» **Input**
— begin —
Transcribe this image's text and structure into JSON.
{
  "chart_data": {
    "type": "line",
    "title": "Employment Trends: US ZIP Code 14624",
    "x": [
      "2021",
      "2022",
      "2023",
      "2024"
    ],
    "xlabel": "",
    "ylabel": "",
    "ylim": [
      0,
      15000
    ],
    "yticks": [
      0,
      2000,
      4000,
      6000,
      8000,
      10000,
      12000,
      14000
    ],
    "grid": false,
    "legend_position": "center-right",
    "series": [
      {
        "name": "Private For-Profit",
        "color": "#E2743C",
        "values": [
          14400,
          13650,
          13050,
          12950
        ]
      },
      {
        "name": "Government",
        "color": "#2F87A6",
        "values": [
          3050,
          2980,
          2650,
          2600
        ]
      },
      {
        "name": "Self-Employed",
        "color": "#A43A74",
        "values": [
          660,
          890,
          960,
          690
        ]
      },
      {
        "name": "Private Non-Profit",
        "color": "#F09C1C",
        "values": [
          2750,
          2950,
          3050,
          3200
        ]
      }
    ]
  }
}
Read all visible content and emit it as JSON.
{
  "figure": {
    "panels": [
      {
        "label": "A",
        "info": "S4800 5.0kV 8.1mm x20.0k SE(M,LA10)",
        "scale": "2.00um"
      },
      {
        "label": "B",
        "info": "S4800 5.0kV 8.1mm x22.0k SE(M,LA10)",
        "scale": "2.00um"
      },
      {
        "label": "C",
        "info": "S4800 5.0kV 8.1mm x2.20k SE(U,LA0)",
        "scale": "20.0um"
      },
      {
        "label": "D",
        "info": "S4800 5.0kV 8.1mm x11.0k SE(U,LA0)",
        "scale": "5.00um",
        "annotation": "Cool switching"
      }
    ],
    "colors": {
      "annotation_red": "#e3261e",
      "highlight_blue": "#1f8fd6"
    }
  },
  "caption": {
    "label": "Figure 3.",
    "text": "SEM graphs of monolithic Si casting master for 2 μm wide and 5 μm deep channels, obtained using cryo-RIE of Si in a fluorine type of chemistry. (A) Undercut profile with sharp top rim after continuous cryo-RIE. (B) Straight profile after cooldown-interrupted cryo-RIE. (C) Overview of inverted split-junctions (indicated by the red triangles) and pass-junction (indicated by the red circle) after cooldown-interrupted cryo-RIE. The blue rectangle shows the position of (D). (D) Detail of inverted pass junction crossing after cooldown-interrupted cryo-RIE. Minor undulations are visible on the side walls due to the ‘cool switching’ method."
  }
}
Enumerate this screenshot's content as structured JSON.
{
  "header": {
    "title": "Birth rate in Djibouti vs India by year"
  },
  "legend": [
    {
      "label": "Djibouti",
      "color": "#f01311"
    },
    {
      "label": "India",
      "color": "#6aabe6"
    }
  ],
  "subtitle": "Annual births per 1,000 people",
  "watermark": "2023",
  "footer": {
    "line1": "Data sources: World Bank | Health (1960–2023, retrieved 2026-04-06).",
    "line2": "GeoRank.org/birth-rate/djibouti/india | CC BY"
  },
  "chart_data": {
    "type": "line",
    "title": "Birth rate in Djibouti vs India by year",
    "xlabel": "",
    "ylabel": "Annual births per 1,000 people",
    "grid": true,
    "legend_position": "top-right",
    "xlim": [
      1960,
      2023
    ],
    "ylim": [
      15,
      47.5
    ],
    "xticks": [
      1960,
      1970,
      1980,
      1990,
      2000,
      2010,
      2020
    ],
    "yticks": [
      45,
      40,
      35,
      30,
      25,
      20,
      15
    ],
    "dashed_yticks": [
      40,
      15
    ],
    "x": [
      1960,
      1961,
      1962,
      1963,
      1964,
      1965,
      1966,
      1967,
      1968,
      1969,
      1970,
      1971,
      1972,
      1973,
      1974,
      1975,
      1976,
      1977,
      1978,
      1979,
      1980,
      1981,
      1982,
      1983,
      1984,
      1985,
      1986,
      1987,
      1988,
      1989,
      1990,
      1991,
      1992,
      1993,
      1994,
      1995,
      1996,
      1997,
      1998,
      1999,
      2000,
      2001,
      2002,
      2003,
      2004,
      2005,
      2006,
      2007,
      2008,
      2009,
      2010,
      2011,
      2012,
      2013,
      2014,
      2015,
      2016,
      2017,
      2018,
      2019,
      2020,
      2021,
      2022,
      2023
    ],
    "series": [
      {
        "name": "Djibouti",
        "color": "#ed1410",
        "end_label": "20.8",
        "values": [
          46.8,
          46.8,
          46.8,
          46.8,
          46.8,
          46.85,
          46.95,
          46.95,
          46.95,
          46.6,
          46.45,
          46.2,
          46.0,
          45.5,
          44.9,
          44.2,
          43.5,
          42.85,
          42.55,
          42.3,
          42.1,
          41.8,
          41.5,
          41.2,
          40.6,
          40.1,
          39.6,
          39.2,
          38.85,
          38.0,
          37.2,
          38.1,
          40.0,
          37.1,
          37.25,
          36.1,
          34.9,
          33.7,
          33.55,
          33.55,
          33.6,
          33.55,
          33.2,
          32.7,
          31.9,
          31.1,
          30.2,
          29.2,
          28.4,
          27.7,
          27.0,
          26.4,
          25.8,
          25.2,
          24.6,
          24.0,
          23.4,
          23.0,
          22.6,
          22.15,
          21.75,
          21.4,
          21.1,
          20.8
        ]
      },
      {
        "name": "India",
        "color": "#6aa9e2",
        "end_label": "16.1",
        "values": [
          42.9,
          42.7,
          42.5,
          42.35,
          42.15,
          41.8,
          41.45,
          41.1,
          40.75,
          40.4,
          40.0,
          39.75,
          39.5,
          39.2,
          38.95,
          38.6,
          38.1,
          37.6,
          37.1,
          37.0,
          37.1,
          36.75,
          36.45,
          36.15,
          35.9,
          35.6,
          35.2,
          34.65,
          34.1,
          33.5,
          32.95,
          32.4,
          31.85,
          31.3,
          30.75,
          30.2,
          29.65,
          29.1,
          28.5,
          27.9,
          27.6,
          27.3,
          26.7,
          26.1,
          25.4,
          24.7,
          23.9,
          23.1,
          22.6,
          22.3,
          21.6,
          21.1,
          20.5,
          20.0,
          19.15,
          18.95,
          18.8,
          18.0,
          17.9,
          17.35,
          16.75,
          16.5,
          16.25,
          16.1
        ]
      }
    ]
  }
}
— end —
» **Exercise objective**
Please output every record, keeping each line exact.

» **Answer below**
Transcribe this image's text and structure into JSON.
{
  "chart_data": {
    "type": "line",
    "title": "Employment Trends: US ZIP Code 14624",
    "x": [
      "2021",
      "2022",
      "2023",
      "2024"
    ],
    "xlabel": "",
    "ylabel": "",
    "ylim": [
      0,
      15000
    ],
    "yticks": [
      0,
      2000,
      4000,
      6000,
      8000,
      10000,
      12000,
      14000
    ],
    "grid": false,
    "legend_position": "center-right",
    "series": [
      {
        "name": "Private For-Profit",
        "color": "#E2743C",
        "values": [
          14400,
          13650,
          13050,
          12950
        ]
      },
      {
        "name": "Government",
        "color": "#2F87A6",
        "values": [
          3050,
          2980,
          2650,
          2600
        ]
      },
      {
        "name": "Self-Employed",
        "color": "#A43A74",
        "values": [
          660,
          890,
          960,
          690
        ]
      },
      {
        "name": "Private Non-Profit",
        "color": "#F09C1C",
        "values": [
          2750,
          2950,
          3050,
          3200
        ]
      }
    ]
  }
}
Read all visible content and emit it as JSON.
{
  "figure": {
    "panels": [
      {
        "label": "A",
        "info": "S4800 5.0kV 8.1mm x20.0k SE(M,LA10)",
        "scale": "2.00um"
      },
      {
        "label": "B",
        "info": "S4800 5.0kV 8.1mm x22.0k SE(M,LA10)",
        "scale": "2.00um"
      },
      {
        "label": "C",
        "info": "S4800 5.0kV 8.1mm x2.20k SE(U,LA0)",
        "scale": "20.0um"
      },
      {
        "label": "D",
        "info": "S4800 5.0kV 8.1mm x11.0k SE(U,LA0)",
        "scale": "5.00um",
        "annotation": "Cool switching"
      }
    ],
    "colors": {
      "annotation_red": "#e3261e",
      "highlight_blue": "#1f8fd6"
    }
  },
  "caption": {
    "label": "Figure 3.",
    "text": "SEM graphs of monolithic Si casting master for 2 μm wide and 5 μm deep channels, obtained using cryo-RIE of Si in a fluorine type of chemistry. (A) Undercut profile with sharp top rim after continuous cryo-RIE. (B) Straight profile after cooldown-interrupted cryo-RIE. (C) Overview of inverted split-junctions (indicated by the red triangles) and pass-junction (indicated by the red circle) after cooldown-interrupted cryo-RIE. The blue rectangle shows the position of (D). (D) Detail of inverted pass junction crossing after cooldown-interrupted cryo-RIE. Minor undulations are visible on the side walls due to the ‘cool switching’ method."
  }
}
Enumerate this screenshot's content as structured JSON.
{
  "header": {
    "title": "Birth rate in Djibouti vs India by year"
  },
  "legend": [
    {
      "label": "Djibouti",
      "color": "#f01311"
    },
    {
      "label": "India",
      "color": "#6aabe6"
    }
  ],
  "subtitle": "Annual births per 1,000 people",
  "watermark": "2023",
  "footer": {
    "line1": "Data sources: World Bank | Health (1960–2023, retrieved 2026-04-06).",
    "line2": "GeoRank.org/birth-rate/djibouti/india | CC BY"
  },
  "chart_data": {
    "type": "line",
    "title": "Birth rate in Djibouti vs India by year",
    "xlabel": "",
    "ylabel": "Annual births per 1,000 people",
    "grid": true,
    "legend_position": "top-right",
    "xlim": [
      1960,
      2023
    ],
    "ylim": [
      15,
      47.5
    ],
    "xticks": [
      1960,
      1970,
      1980,
      1990,
      2000,
      2010,
      2020
    ],
    "yticks": [
      45,
      40,
      35,
      30,
      25,
      20,
      15
    ],
    "dashed_yticks": [
      40,
      15
    ],
    "x": [
      1960,
      1961,
      1962,
      1963,
      1964,
      1965,
      1966,
      1967,
      1968,
      1969,
      1970,
      1971,
      1972,
      1973,
      1974,
      1975,
      1976,
      1977,
      1978,
      1979,
      1980,
      1981,
      1982,
      1983,
      1984,
      1985,
      1986,
      1987,
      1988,
      1989,
      1990,
      1991,
      1992,
      1993,
      1994,
      1995,
      1996,
      1997,
      1998,
      1999,
      2000,
      2001,
      2002,
      2003,
      2004,
      2005,
      2006,
      2007,
      2008,
      2009,
      2010,
      2011,
      2012,
      2013,
      2014,
      2015,
      2016,
      2017,
      2018,
      2019,
      2020,
      2021,
      2022,
      2023
    ],
    "series": [
      {
        "name": "Djibouti",
        "color": "#ed1410",
        "end_label": "20.8",
        "values": [
          46.8,
          46.8,
          46.8,
          46.8,
          46.8,
          46.85,
          46.95,
          46.95,
          46.95,
          46.6,
          46.45,
          46.2,
          46.0,
          45.5,
          44.9,
          44.2,
          43.5,
          42.85,
          42.55,
          42.3,
          42.1,
          41.8,
          41.5,
          41.2,
          40.6,
          40.1,
          39.6,
          39.2,
          38.85,
          38.0,
          37.2,
          38.1,
          40.0,
          37.1,
          37.25,
          36.1,
          34.9,
          33.7,
          33.55,
          33.55,
          33.6,
          33.55,
          33.2,
          32.7,
          31.9,
          31.1,
          30.2,
          29.2,
          28.4,
          27.7,
          27.0,
          26.4,
          25.8,
          25.2,
          24.6,
          24.0,
          23.4,
          23.0,
          22.6,
          22.15,
          21.75,
          21.4,
          21.1,
          20.8
        ]
      },
      {
        "name": "India",
        "color": "#6aa9e2",
        "end_label": "16.1",
        "values": [
          42.9,
          42.7,
          42.5,
          42.35,
          42.15,
          41.8,
          41.45,
          41.1,
          40.75,
          40.4,
          40.0,
          39.75,
          39.5,
          39.2,
          38.95,
          38.6,
          38.1,
          37.6,
          37.1,
          37.0,
          37.1,
          36.75,
          36.45,
          36.15,
          35.9,
          35.6,
          35.2,
          34.65,
          34.1,
          33.5,
          32.95,
          32.4,
          31.85,
          31.3,
          30.75,
          30.2,
          29.65,
          29.1,
          28.5,
          27.9,
          27.6,
          27.3,
          26.7,
          26.1,
          25.4,
          24.7,
          23.9,
          23.1,
          22.6,
          22.3,
          21.6,
          21.1,
          20.5,
          20.0,
          19.15,
          18.95,
          18.8,
          18.0,
          17.9,
          17.35,
          16.75,
          16.5,
          16.25,
          16.1
        ]
      }
    ]
  }
}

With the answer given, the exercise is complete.